Exercise description - Restate the material word for word and leave out anything that is a picture.

** START **

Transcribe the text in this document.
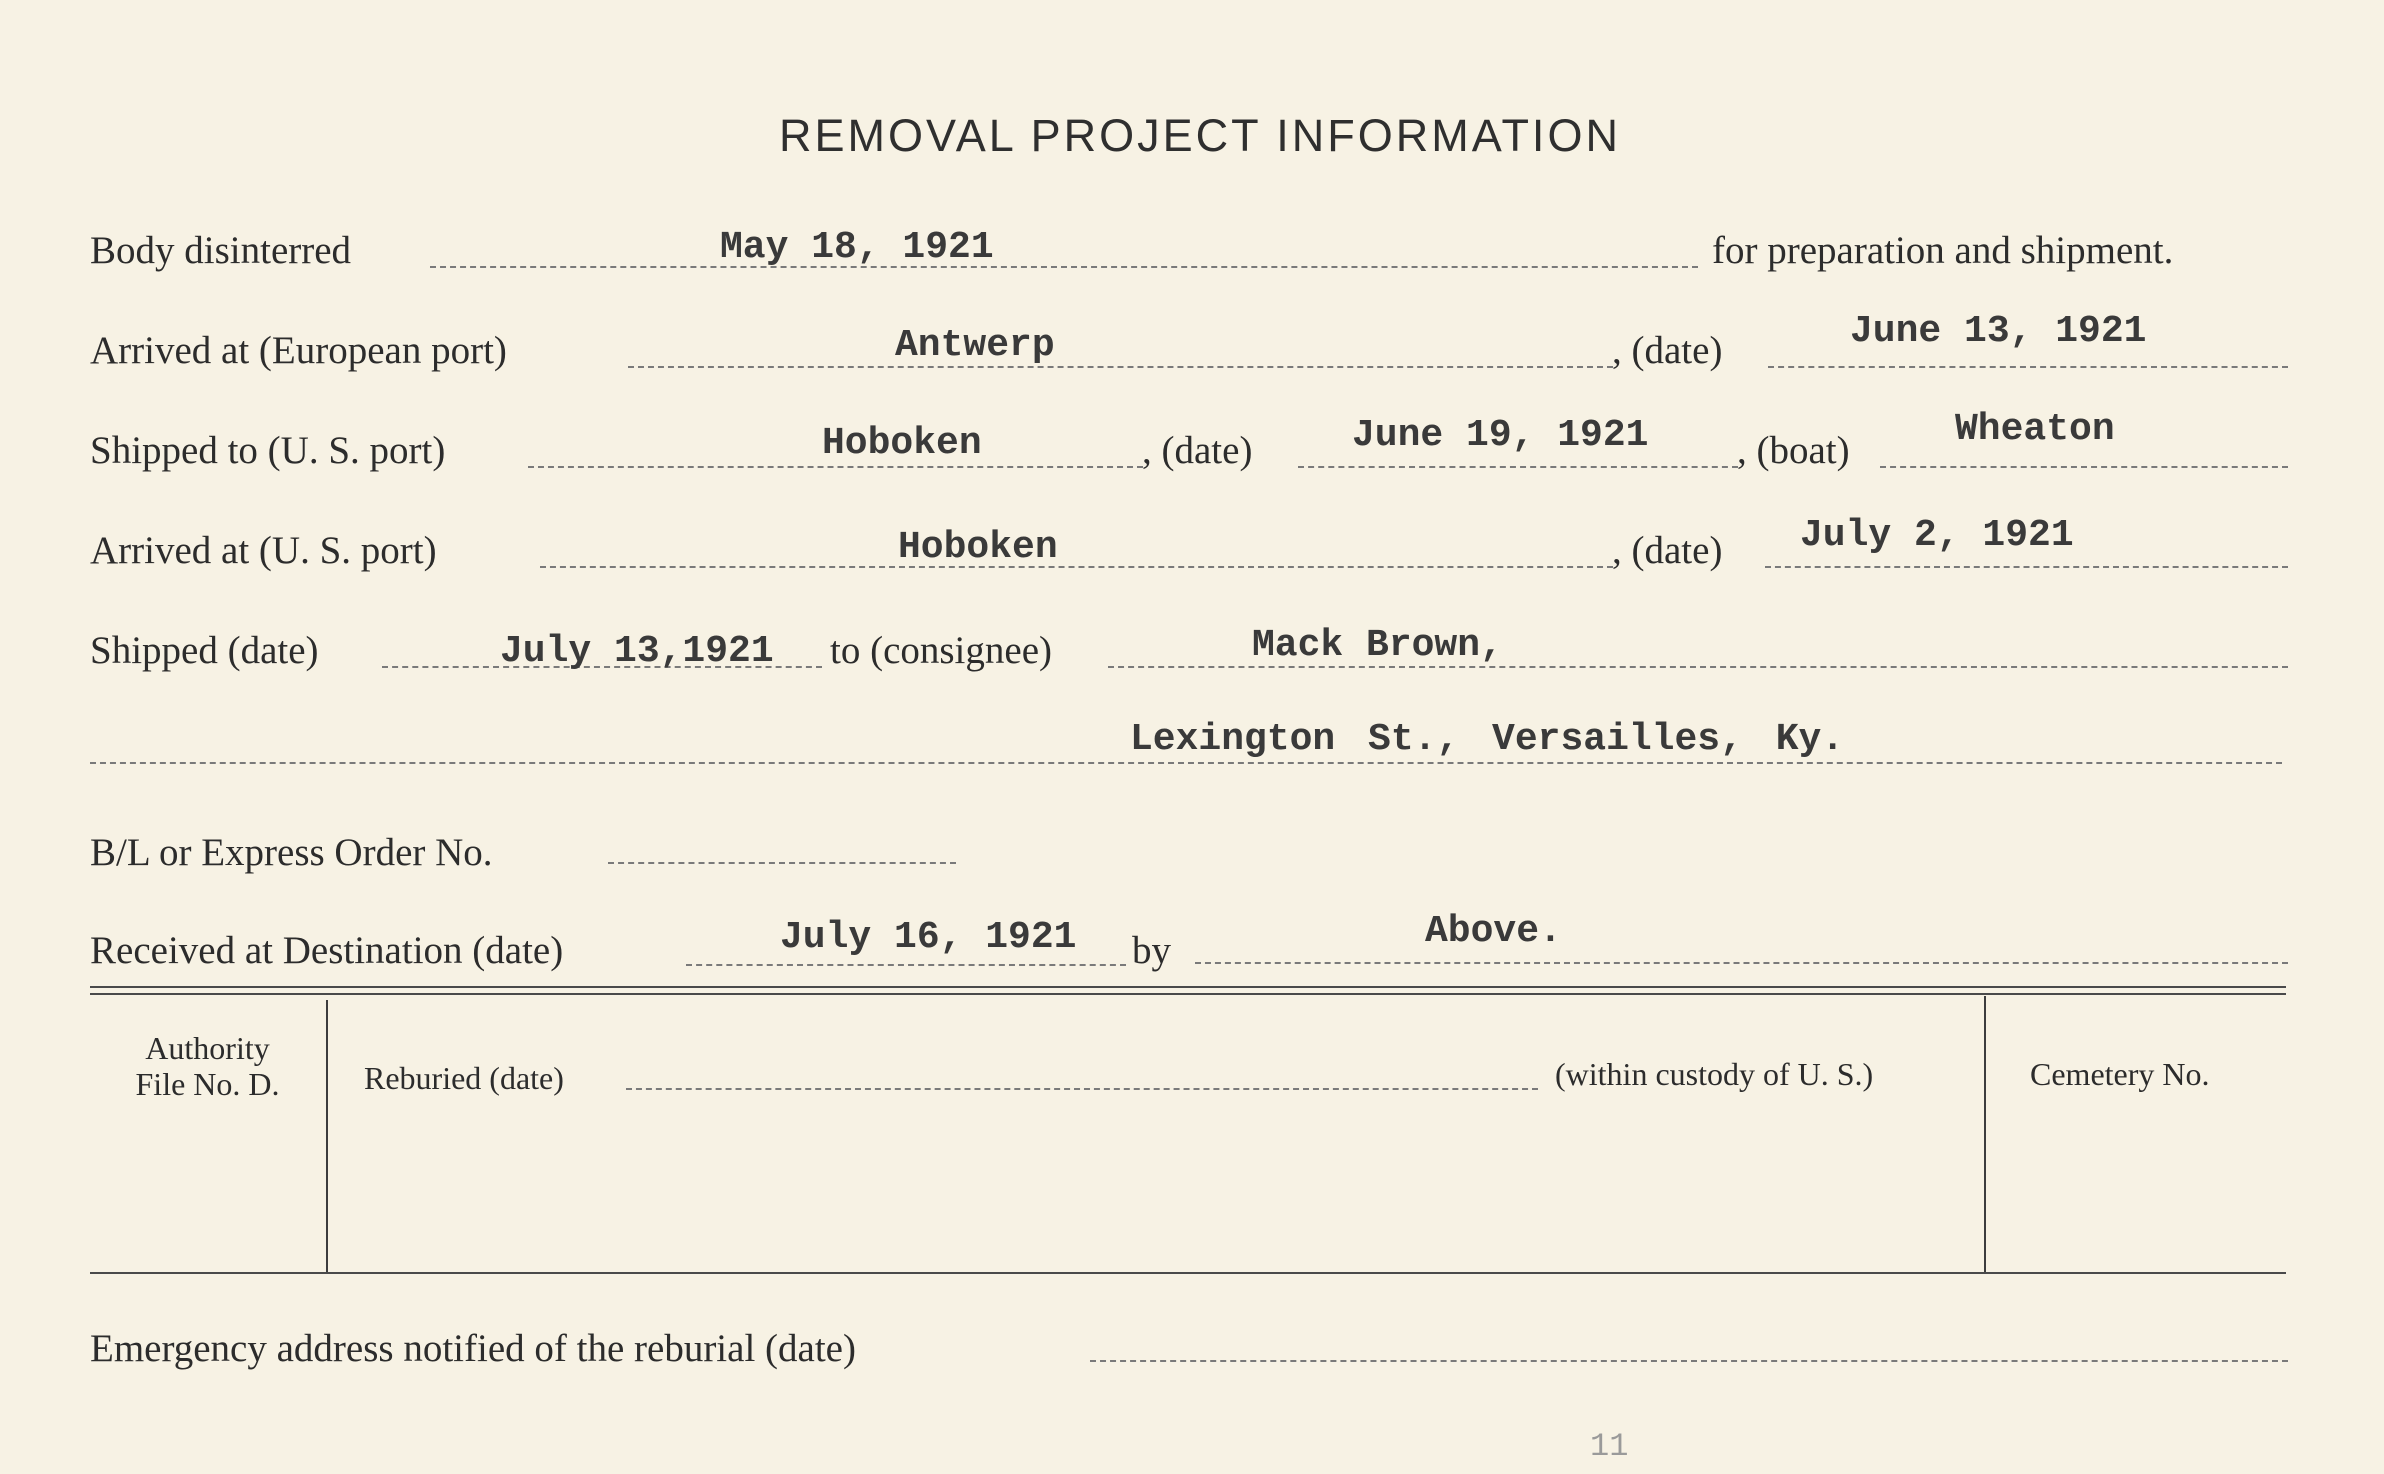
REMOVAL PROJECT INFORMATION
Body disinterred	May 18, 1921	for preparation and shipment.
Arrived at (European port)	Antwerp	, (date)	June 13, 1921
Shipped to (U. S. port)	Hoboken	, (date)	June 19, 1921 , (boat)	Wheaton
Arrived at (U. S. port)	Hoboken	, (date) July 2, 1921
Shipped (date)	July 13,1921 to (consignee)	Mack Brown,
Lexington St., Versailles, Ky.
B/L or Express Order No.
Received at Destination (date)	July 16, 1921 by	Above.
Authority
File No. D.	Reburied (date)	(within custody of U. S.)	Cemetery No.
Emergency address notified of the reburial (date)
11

** END **

Completed exercise -
Transcribe the text in this document.
REMOVAL PROJECT INFORMATION
Body disinterred	May 18, 1921	for preparation and shipment.
Arrived at (European port)	Antwerp	, (date)	June 13, 1921
Shipped to (U. S. port)	Hoboken	, (date)	June 19, 1921 , (boat)	Wheaton
Arrived at (U. S. port)	Hoboken	, (date) July 2, 1921
Shipped (date)	July 13,1921 to (consignee)	Mack Brown,
Lexington St., Versailles, Ky.
B/L or Express Order No.
Received at Destination (date)	July 16, 1921 by	Above.
Authority
File No. D.	Reburied (date)	(within custody of U. S.)	Cemetery No.
Emergency address notified of the reburial (date)
11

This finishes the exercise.